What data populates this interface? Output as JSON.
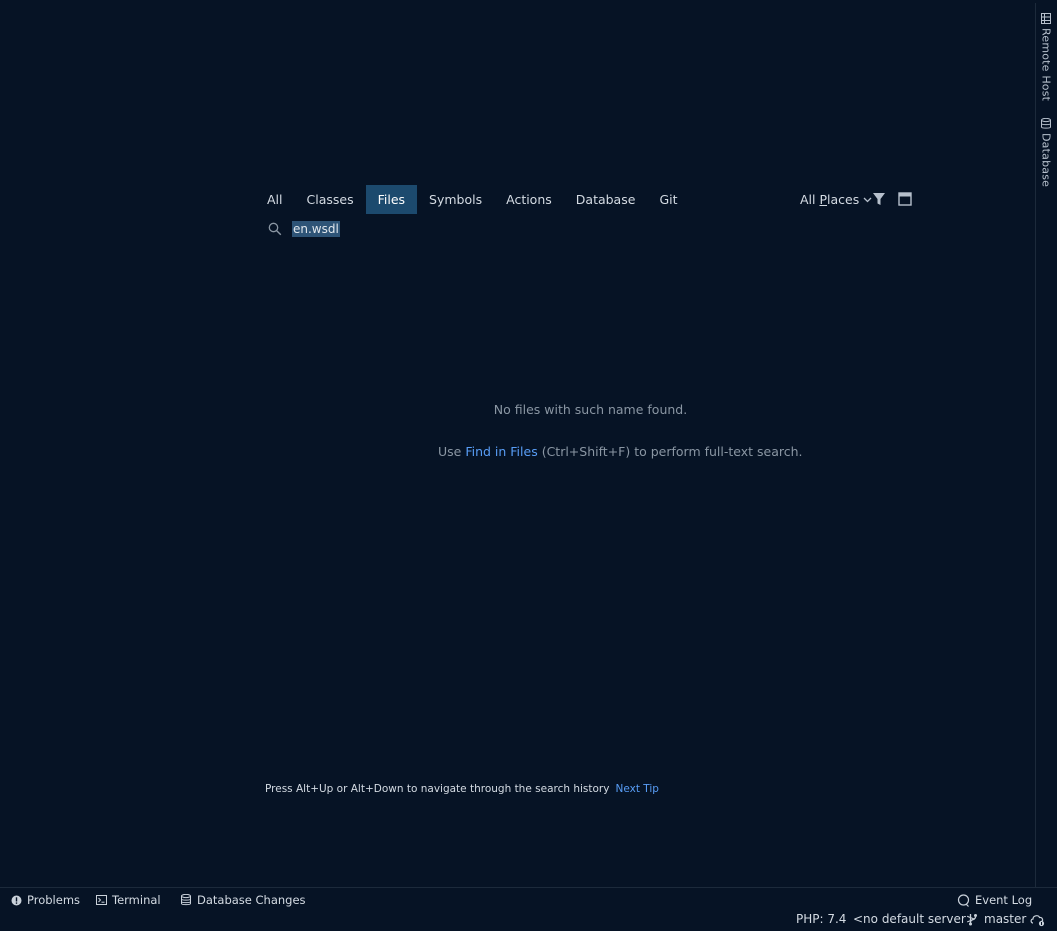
{
  "right_tools": [
    {
      "label": "Remote Host",
      "icon": "server-icon"
    },
    {
      "label": "Database",
      "icon": "database-icon"
    }
  ],
  "search_popup": {
    "tabs": [
      {
        "label": "All"
      },
      {
        "label": "Classes"
      },
      {
        "label": "Files"
      },
      {
        "label": "Symbols"
      },
      {
        "label": "Actions"
      },
      {
        "label": "Database"
      },
      {
        "label": "Git"
      }
    ],
    "active_tab": "Files",
    "scope": {
      "prefix": "All ",
      "mnemonic": "P",
      "suffix": "laces"
    },
    "query": "en.wsdl",
    "empty_message": "No files with such name found.",
    "hint": {
      "before": "Use ",
      "link": "Find in Files",
      "after": " (Ctrl+Shift+F) to perform full-text search."
    },
    "tip": {
      "text": "Press Alt+Up or Alt+Down to navigate through the search history",
      "link": "Next Tip"
    }
  },
  "bottom_tools": [
    {
      "label": "Problems",
      "icon": "problems-icon"
    },
    {
      "label": "Terminal",
      "icon": "terminal-icon"
    },
    {
      "label": "Database Changes",
      "icon": "database-changes-icon"
    }
  ],
  "event_log": {
    "label": "Event Log",
    "icon": "event-log-icon"
  },
  "status": {
    "php": "PHP: 7.4",
    "server": "<no default server>",
    "branch": "master"
  },
  "colors": {
    "background": "#061325",
    "active_tab": "#1c4a6e",
    "link": "#589df6",
    "muted_text": "#8a96a3"
  }
}
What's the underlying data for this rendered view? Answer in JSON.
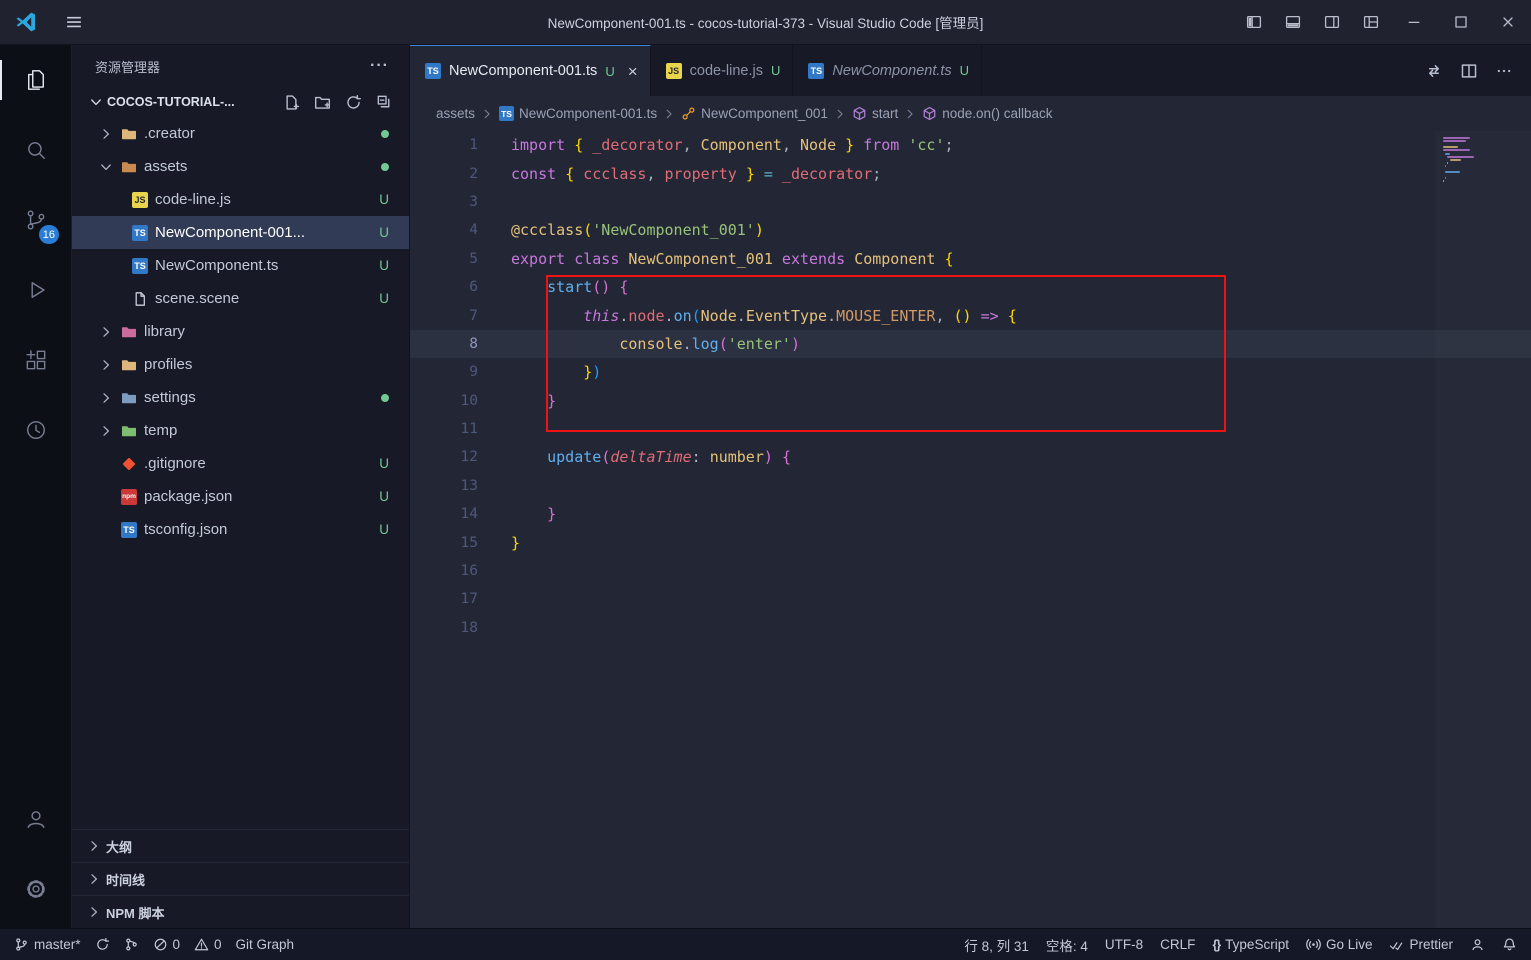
{
  "colors": {
    "accent_blue": "#3794ff",
    "badge_blue": "#2a7cd4",
    "git_green": "#73c991",
    "annotation_red": "#ee1212",
    "ts_blue": "#3178c6",
    "js_yellow": "#e8d44d",
    "npm_red": "#cb3837"
  },
  "title_bar": {
    "title": "NewComponent-001.ts - cocos-tutorial-373 - Visual Studio Code [管理员]",
    "controls": [
      "layout-sidebar-left-icon",
      "layout-panel-icon",
      "layout-sidebar-right-icon",
      "layout-customize-icon",
      "minimize-icon",
      "maximize-icon",
      "close-icon"
    ]
  },
  "activity_bar": {
    "items": [
      {
        "name": "explorer",
        "icon": "files-icon",
        "active": true
      },
      {
        "name": "search",
        "icon": "search-icon"
      },
      {
        "name": "source-control",
        "icon": "source-control-icon",
        "badge": "16"
      },
      {
        "name": "run-debug",
        "icon": "run-debug-icon"
      },
      {
        "name": "extensions",
        "icon": "extensions-icon"
      },
      {
        "name": "history",
        "icon": "history-icon"
      }
    ],
    "bottom_items": [
      {
        "name": "account",
        "icon": "account-icon"
      },
      {
        "name": "settings",
        "icon": "settings-gear-icon"
      }
    ]
  },
  "explorer": {
    "title": "资源管理器",
    "more_label": "···",
    "root": "COCOS-TUTORIAL-...",
    "root_actions": [
      "new-file-icon",
      "new-folder-icon",
      "refresh-icon",
      "collapse-all-icon"
    ],
    "items": [
      {
        "label": ".creator",
        "icon": "folder-icon",
        "color": "#dcb67a",
        "chevron": "right",
        "level": 1,
        "dot": true
      },
      {
        "label": "assets",
        "icon": "folder-icon",
        "color": "#c98a52",
        "chevron": "down",
        "level": 1,
        "dot": true
      },
      {
        "label": "code-line.js",
        "icon": "js-icon",
        "level": 2,
        "badge": "U"
      },
      {
        "label": "NewComponent-001...",
        "icon": "ts-icon",
        "level": 2,
        "badge": "U",
        "selected": true
      },
      {
        "label": "NewComponent.ts",
        "icon": "ts-icon",
        "level": 2,
        "badge": "U"
      },
      {
        "label": "scene.scene",
        "icon": "file-icon",
        "color": "#c8ccda",
        "level": 2,
        "badge": "U"
      },
      {
        "label": "library",
        "icon": "folder-icon",
        "color": "#cc6b9e",
        "chevron": "right",
        "level": 1
      },
      {
        "label": "profiles",
        "icon": "folder-icon",
        "color": "#dcb67a",
        "chevron": "right",
        "level": 1
      },
      {
        "label": "settings",
        "icon": "folder-icon",
        "color": "#7e9cc0",
        "chevron": "right",
        "level": 1,
        "dot": true
      },
      {
        "label": "temp",
        "icon": "folder-icon",
        "color": "#7ebd6f",
        "chevron": "right",
        "level": 1
      },
      {
        "label": ".gitignore",
        "icon": "git-icon",
        "color": "#f05033",
        "level": 1,
        "badge": "U"
      },
      {
        "label": "package.json",
        "icon": "npm-icon",
        "level": 1,
        "badge": "U"
      },
      {
        "label": "tsconfig.json",
        "icon": "ts-icon",
        "level": 1,
        "badge": "U"
      }
    ],
    "sections": [
      "大纲",
      "时间线",
      "NPM 脚本"
    ]
  },
  "editor": {
    "tabs": [
      {
        "label": "NewComponent-001.ts",
        "icon": "ts-icon",
        "badge": "U",
        "active": true
      },
      {
        "label": "code-line.js",
        "icon": "js-icon",
        "badge": "U"
      },
      {
        "label": "NewComponent.ts",
        "icon": "ts-icon",
        "badge": "U",
        "preview": true
      }
    ],
    "tab_actions": [
      "open-changes-icon",
      "split-editor-icon",
      "more-actions-icon"
    ],
    "breadcrumbs": [
      {
        "label": "assets"
      },
      {
        "label": "NewComponent-001.ts",
        "icon": "ts-icon"
      },
      {
        "label": "NewComponent_001",
        "icon": "symbol-class-icon",
        "icon_color": "#ee9d28"
      },
      {
        "label": "start",
        "icon": "symbol-method-icon",
        "icon_color": "#b180d7"
      },
      {
        "label": "node.on() callback",
        "icon": "symbol-method-icon",
        "icon_color": "#b180d7"
      }
    ],
    "current_line": 8,
    "token_colors": {
      "kw": "#c678dd",
      "red": "#e06c75",
      "yel": "#e5c07b",
      "str": "#98c379",
      "blue": "#61afef",
      "org": "#d19a66",
      "cyan": "#56b6c2",
      "fg": "#abb2bf",
      "b1": "#ffd700",
      "b2": "#da70d6",
      "b3": "#179fff"
    },
    "lines": [
      {
        "n": 1,
        "tokens": [
          {
            "t": "import ",
            "c": "kw"
          },
          {
            "t": "{ ",
            "c": "b1"
          },
          {
            "t": "_decorator",
            "c": "red"
          },
          {
            "t": ", ",
            "c": "fg"
          },
          {
            "t": "Component",
            "c": "yel"
          },
          {
            "t": ", ",
            "c": "fg"
          },
          {
            "t": "Node",
            "c": "yel"
          },
          {
            "t": " ",
            "c": "fg"
          },
          {
            "t": "} ",
            "c": "b1"
          },
          {
            "t": "from ",
            "c": "kw"
          },
          {
            "t": "'cc'",
            "c": "str"
          },
          {
            "t": ";",
            "c": "fg"
          }
        ]
      },
      {
        "n": 2,
        "tokens": [
          {
            "t": "const ",
            "c": "kw"
          },
          {
            "t": "{ ",
            "c": "b1"
          },
          {
            "t": "ccclass",
            "c": "red"
          },
          {
            "t": ", ",
            "c": "fg"
          },
          {
            "t": "property",
            "c": "red"
          },
          {
            "t": " ",
            "c": "fg"
          },
          {
            "t": "} ",
            "c": "b1"
          },
          {
            "t": "= ",
            "c": "cyan"
          },
          {
            "t": "_decorator",
            "c": "red"
          },
          {
            "t": ";",
            "c": "fg"
          }
        ]
      },
      {
        "n": 3,
        "tokens": []
      },
      {
        "n": 4,
        "tokens": [
          {
            "t": "@ccclass",
            "c": "yel"
          },
          {
            "t": "(",
            "c": "b1"
          },
          {
            "t": "'NewComponent_001'",
            "c": "str"
          },
          {
            "t": ")",
            "c": "b1"
          }
        ]
      },
      {
        "n": 5,
        "tokens": [
          {
            "t": "export class ",
            "c": "kw"
          },
          {
            "t": "NewComponent_001",
            "c": "yel"
          },
          {
            "t": " extends ",
            "c": "kw"
          },
          {
            "t": "Component ",
            "c": "yel"
          },
          {
            "t": "{",
            "c": "b1"
          }
        ]
      },
      {
        "n": 6,
        "tokens": [
          {
            "t": "    ",
            "c": "fg"
          },
          {
            "t": "start",
            "c": "blue"
          },
          {
            "t": "() ",
            "c": "b2"
          },
          {
            "t": "{",
            "c": "b2"
          }
        ]
      },
      {
        "n": 7,
        "tokens": [
          {
            "t": "        ",
            "c": "fg"
          },
          {
            "t": "this",
            "c": "kw",
            "i": true
          },
          {
            "t": ".",
            "c": "fg"
          },
          {
            "t": "node",
            "c": "red"
          },
          {
            "t": ".",
            "c": "fg"
          },
          {
            "t": "on",
            "c": "blue"
          },
          {
            "t": "(",
            "c": "b3"
          },
          {
            "t": "Node",
            "c": "yel"
          },
          {
            "t": ".",
            "c": "fg"
          },
          {
            "t": "EventType",
            "c": "yel"
          },
          {
            "t": ".",
            "c": "fg"
          },
          {
            "t": "MOUSE_ENTER",
            "c": "org"
          },
          {
            "t": ", ",
            "c": "fg"
          },
          {
            "t": "()",
            "c": "b1"
          },
          {
            "t": " ",
            "c": "fg"
          },
          {
            "t": "=>",
            "c": "kw"
          },
          {
            "t": " ",
            "c": "fg"
          },
          {
            "t": "{",
            "c": "b1"
          }
        ]
      },
      {
        "n": 8,
        "tokens": [
          {
            "t": "            ",
            "c": "fg"
          },
          {
            "t": "console",
            "c": "yel"
          },
          {
            "t": ".",
            "c": "fg"
          },
          {
            "t": "log",
            "c": "blue"
          },
          {
            "t": "(",
            "c": "b2"
          },
          {
            "t": "'enter'",
            "c": "str"
          },
          {
            "t": ")",
            "c": "b2"
          }
        ]
      },
      {
        "n": 9,
        "tokens": [
          {
            "t": "        ",
            "c": "fg"
          },
          {
            "t": "}",
            "c": "b1"
          },
          {
            "t": ")",
            "c": "b3"
          }
        ]
      },
      {
        "n": 10,
        "tokens": [
          {
            "t": "    ",
            "c": "fg"
          },
          {
            "t": "}",
            "c": "b2"
          }
        ]
      },
      {
        "n": 11,
        "tokens": []
      },
      {
        "n": 12,
        "tokens": [
          {
            "t": "    ",
            "c": "fg"
          },
          {
            "t": "update",
            "c": "blue"
          },
          {
            "t": "(",
            "c": "b2"
          },
          {
            "t": "deltaTime",
            "c": "red",
            "i": true
          },
          {
            "t": ": ",
            "c": "fg"
          },
          {
            "t": "number",
            "c": "yel"
          },
          {
            "t": ") ",
            "c": "b2"
          },
          {
            "t": "{",
            "c": "b2"
          }
        ]
      },
      {
        "n": 13,
        "tokens": []
      },
      {
        "n": 14,
        "tokens": [
          {
            "t": "    ",
            "c": "fg"
          },
          {
            "t": "}",
            "c": "b2"
          }
        ]
      },
      {
        "n": 15,
        "tokens": [
          {
            "t": "}",
            "c": "b1"
          }
        ]
      },
      {
        "n": 16,
        "tokens": []
      },
      {
        "n": 17,
        "tokens": []
      },
      {
        "n": 18,
        "tokens": []
      }
    ]
  },
  "status_bar": {
    "left": [
      {
        "name": "branch-indicator",
        "icon": "branch-icon",
        "label": "master*"
      },
      {
        "name": "sync-button",
        "icon": "sync-icon"
      },
      {
        "name": "commit-graph-button",
        "icon": "graph-icon"
      },
      {
        "name": "problems-errors",
        "icon": "error-icon",
        "label": "0"
      },
      {
        "name": "problems-warnings",
        "icon": "warning-icon",
        "label": "0"
      },
      {
        "name": "git-graph-button",
        "label": "Git Graph"
      }
    ],
    "right": [
      {
        "name": "cursor-position",
        "label": "行 8, 列 31"
      },
      {
        "name": "indentation",
        "label": "空格: 4"
      },
      {
        "name": "encoding",
        "label": "UTF-8"
      },
      {
        "name": "eol",
        "label": "C​RLF"
      },
      {
        "name": "language-mode",
        "icon": "braces-icon",
        "label": "TypeScript"
      },
      {
        "name": "go-live",
        "icon": "broadcast-icon",
        "label": "Go Live"
      },
      {
        "name": "prettier",
        "icon": "check-icon",
        "label": "Prettier"
      },
      {
        "name": "feedback",
        "icon": "person-icon"
      },
      {
        "name": "notifications",
        "icon": "bell-icon"
      }
    ]
  }
}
---------------
STATED PROBLEM | Keep only those lines of the records that hold "settings", and return them.

EXERCISE RESULT |
        "name": "settings",
        "icon": "settings-gear-icon"
        "label": "settings",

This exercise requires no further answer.